[Figure record extracts]
☆ ☆ ☆ ☆
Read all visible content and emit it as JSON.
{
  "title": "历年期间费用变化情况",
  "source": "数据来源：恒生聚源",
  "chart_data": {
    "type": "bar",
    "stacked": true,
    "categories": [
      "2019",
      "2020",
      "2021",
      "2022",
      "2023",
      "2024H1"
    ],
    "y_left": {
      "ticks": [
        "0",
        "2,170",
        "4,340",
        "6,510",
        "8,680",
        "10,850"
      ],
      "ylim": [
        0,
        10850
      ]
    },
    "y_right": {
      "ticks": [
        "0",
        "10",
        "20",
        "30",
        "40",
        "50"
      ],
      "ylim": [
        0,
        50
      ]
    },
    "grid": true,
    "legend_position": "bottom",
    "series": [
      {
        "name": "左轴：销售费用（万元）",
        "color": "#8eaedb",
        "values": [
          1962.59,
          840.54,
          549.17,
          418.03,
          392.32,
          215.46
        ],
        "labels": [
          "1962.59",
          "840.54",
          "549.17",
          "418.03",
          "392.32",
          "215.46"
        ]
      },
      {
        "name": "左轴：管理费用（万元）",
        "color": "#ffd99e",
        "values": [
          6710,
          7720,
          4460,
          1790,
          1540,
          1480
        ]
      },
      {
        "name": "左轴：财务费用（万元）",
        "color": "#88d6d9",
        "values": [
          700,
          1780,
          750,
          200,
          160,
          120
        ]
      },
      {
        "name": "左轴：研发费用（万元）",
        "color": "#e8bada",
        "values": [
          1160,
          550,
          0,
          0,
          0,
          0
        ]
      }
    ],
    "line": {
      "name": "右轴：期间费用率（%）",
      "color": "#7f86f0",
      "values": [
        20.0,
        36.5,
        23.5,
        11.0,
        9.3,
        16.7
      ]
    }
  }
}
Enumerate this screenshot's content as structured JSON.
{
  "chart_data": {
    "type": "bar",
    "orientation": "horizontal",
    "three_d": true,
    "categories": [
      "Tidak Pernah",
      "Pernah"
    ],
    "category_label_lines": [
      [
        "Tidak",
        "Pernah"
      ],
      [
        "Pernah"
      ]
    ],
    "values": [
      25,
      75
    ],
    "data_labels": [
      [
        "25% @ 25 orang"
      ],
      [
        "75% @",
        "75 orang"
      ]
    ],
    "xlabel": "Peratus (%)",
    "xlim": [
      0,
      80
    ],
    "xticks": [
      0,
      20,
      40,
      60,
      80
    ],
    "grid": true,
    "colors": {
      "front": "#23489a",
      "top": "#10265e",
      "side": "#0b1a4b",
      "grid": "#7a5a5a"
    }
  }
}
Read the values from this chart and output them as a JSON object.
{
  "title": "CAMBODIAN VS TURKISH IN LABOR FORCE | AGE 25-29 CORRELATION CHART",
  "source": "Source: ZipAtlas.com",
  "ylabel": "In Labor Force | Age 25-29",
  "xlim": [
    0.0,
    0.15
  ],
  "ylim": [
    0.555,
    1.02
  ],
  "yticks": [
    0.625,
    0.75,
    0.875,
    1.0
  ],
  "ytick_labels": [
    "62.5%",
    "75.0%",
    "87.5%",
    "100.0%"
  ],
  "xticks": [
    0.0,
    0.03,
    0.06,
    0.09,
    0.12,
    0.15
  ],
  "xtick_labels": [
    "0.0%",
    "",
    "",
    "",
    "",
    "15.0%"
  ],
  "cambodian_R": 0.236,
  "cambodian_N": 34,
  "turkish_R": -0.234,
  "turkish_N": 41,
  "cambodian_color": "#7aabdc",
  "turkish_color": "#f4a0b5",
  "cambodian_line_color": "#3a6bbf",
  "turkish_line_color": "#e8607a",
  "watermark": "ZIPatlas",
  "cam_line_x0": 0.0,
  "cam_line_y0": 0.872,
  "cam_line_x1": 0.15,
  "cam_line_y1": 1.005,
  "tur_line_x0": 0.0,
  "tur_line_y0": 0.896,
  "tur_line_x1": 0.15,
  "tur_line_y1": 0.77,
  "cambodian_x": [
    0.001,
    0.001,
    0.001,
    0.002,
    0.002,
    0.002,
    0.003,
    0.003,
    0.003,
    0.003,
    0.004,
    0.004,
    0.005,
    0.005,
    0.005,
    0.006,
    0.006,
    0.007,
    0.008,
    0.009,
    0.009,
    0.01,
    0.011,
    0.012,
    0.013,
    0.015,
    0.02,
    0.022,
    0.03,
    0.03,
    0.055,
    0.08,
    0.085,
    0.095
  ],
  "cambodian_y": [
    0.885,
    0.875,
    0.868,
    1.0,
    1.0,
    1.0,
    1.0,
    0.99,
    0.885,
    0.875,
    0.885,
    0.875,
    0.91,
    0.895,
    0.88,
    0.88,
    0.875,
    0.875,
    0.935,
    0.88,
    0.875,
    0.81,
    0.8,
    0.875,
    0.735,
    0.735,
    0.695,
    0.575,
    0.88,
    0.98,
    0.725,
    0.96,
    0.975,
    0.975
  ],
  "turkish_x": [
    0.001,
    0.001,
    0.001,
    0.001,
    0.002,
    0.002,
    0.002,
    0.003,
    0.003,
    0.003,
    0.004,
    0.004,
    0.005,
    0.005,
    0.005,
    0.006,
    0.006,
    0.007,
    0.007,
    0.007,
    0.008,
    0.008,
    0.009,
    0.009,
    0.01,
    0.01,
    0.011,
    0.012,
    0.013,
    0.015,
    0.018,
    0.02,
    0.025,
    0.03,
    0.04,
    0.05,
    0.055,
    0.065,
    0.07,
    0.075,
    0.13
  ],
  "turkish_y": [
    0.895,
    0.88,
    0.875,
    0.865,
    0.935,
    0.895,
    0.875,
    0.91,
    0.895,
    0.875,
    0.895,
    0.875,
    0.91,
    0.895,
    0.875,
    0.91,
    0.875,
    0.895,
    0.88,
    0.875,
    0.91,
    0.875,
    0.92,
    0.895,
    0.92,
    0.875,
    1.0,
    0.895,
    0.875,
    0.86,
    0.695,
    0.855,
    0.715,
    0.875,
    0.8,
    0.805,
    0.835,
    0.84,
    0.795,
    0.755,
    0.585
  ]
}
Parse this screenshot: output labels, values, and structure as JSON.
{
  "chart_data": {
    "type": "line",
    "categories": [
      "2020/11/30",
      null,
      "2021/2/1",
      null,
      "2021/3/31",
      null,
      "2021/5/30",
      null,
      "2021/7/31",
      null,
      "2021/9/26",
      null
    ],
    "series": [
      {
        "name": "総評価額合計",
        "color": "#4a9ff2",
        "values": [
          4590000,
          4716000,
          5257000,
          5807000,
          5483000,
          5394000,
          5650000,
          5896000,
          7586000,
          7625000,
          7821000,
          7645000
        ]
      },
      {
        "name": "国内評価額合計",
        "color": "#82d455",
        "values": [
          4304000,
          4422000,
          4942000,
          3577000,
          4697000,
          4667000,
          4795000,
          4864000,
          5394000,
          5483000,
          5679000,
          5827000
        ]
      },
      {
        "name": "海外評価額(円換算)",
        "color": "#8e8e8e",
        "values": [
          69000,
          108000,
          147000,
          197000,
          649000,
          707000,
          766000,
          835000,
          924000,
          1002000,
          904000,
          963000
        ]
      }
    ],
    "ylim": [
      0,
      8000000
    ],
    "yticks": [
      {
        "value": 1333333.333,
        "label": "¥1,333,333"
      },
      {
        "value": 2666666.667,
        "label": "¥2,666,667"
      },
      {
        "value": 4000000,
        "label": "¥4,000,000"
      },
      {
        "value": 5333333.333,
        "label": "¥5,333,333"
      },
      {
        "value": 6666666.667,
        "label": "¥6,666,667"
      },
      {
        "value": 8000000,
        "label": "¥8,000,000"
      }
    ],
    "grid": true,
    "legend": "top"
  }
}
☆ ☆ ☆ ☆
PROBLEM STATEMENT: From the entries above, collect every line with the string "content" in it.

FINISHED EXERCISE:
Read all visible content and emit it as JSON.
Enumerate this screenshot's content as structured JSON.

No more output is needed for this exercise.